• **Document**
/---
2.2 OVERVIEW: QUERY TRANSFORMATION 
Analysis of a query is treated as a transformation problem. The query is 
transformed from an informal language into a more formal language, the DML. The 
transformation is done in two steps: (I) the query is transformed from English into 
an internal representation and (2) the internal representation is transformed into 
a DML. The transformations are driven by a non-serial surface structure analysis. 
This analysis is supported by non-structural referants which are focused on 
recognizing the intended use of words and/or word groups. 
The use of an internal intermediate representation of the query allows the 
determination of what is the desired information to be carried out in isolation 
from the peculiarities of the target DML. Also, by keeping the initial analysis of 
the query independent of the specific DML, the mechanism that puts the query in 
standard form will not have to be changed if the system is moved to a new DBMS with 
a different DML. This allows the analysis to be partitioned into two distinct 
phases: (a) transformation of the English query into a standard form and (b) 
subsequent construction of the DML query. 
A simplified frames (Minsky, 1975) type data structure called templates is used for 
use as the target internal representation. The analysis process includes 
identification of the template which best matches the query and the filling in of 
all the information needed to complete the stereotyped question. 
2.3 OVERVIEW: THE ANALYZER 
The analyzer in the mechanism uses both syntactic and semantic information to 
transform the query into an internal representation. Syntactic sources support as 
much of the analysis as is possible. When semantic sources must be used, existing 
sources of semantic information are used. This minimizes the amount of effort that 
must be expended in developing semantic referants. After the query is in a fully 
notated template representation, control of the mechanism passes to the bridge 
coding which transforms the standard form representation of the query into a DML. 
2.4 THE BRIDGE CODE 
The bridge coding transforms the query from a completed template into the DML of 
the host DBMS. Use of the DMLs of DBMSs has several advantages that are not 
exploited in systems which develope their own access routines. First, using the 
existing DMLs reduces the amount of new software that must be produced. Second, 
existing software such as report generators etc. would not require modification.
\---
• **Supplied data**
/---
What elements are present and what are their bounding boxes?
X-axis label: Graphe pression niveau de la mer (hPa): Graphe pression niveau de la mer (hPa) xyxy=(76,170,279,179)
\---
• **Exercise set**
a – Answer these questions from the query transformation text:
(i) What type of data structure serves as the target internal representation?
(ii) What does the bridge coding transform, and into what?
(iii) What is the first advantage given for using the existing DMLs?
b – Carry on writing the query transformation text from the point where it stops.

• **Written responses**
a –
(i) A simplified frames type data structure called templates.
(ii) It transforms the query from a completed template into the DML of the host DBMS.
(iii) It reduces the amount of new software that must be produced.

b –
Lastly, the DML can continue to be used directly, without going through the natural 
language processor, for those applications, such as updating, where the use of a 
natural language system may be undesireable. 
After the template has been converted into a DML query, control of the system 
passes to the DBMS which will evaluate the query. When the DBMS is finished the 
answer and control of the system passes to a response generator. 
210 L.J. MAZLACK and R.A. FEINAUER 
3 THE ANALYZER 
The analyzer transforms an English query into a semantically equilvalent template 
representation. The analyzer goes through four steps: a word role identifer, a 
phrase identifier, a phrase analyzer, and a template marcher. The template marcher 
is used to match template fragments to a template and to integrate the fragments 
into a single query. This approach is similar to the method used by (Wilks,1975a) 
in his preference semantics theory for general natural language processing. 
Once the query is in a fully notated internal representation, the mechanism has 
established exactly what information the user requires. When this happens, the 
queries can then be transformed from the standard form into the DML of the host 
DBMS. To transform the query from English into an internal representation the 
analyzer has to identify in the query: 
I. the desired information; 
2. the required attributes; 
3. any implied or assumed information. 
Surface analysis of the query is used to do as much as is possible. From the 
analyzer, an understanding of the use of most of the words and word groups in the 
query isderived. 
3.1 NON-SERIAL PROCESSING 
Substantially all formal language analysis (compilers, etc.) procede serially 
(left-right or right-left). Also, most natural language parsing schemes procede on 
a serial basis. This is particularily true for natural language since Woods (1970) 
developed the powerful ATN concept. This project is significantly different in that 
it does not procede in a serial direction through a query. We resolve the easiest 
elements first, then use these resolutions to resolve the next element. By 
resolving an easy element first, where ever it is in the query, it often makes 
other query element resolution easier, irregardless of where the other element may 
be in serial relationship to the element resolved first. For example, if the query 
we are trying to resolve has the form 
A B C D E 
if the easiest element to resolve is C, it would be resolved first. Resolving C, 
might then make the resolution of B easy, etc. 
3.2 IDENTIFING THE WORD ROLE 
The problem of identifying the role of a word is not a trivial one since the same 
word may have a different role in d~fferent contexts. Some preliminary work on 
statistically- based identification (Mazlack,Feinauer,1980) has already been 
reported. Further to this, an identification mechanism using pattern recognition 
techniques has been developed. Initial word role labelling is supported by the use 
of various dictionaries and statistical data. 
3.2.1 DICTIONARIES AND VOCABULARY 
Several Dictionaries are applied successively. They are 
(a) core dictionaries describing: 
single role structural words (prepositions, conjunctions, question 
Words, existance verbs, articals, quantifiers) and functional words 
(total, average, sum, etc.). 
(b) terms appearing in the logical schema 
(C) Jargon 
(d) a general dictionary 
The dictionaries are used to provide canditate word roles. By applying these 
dictionaries, the words in a query are labelled. The process is reductive in that 
canditate word roles are reduced in number as successive dictionaries are applied.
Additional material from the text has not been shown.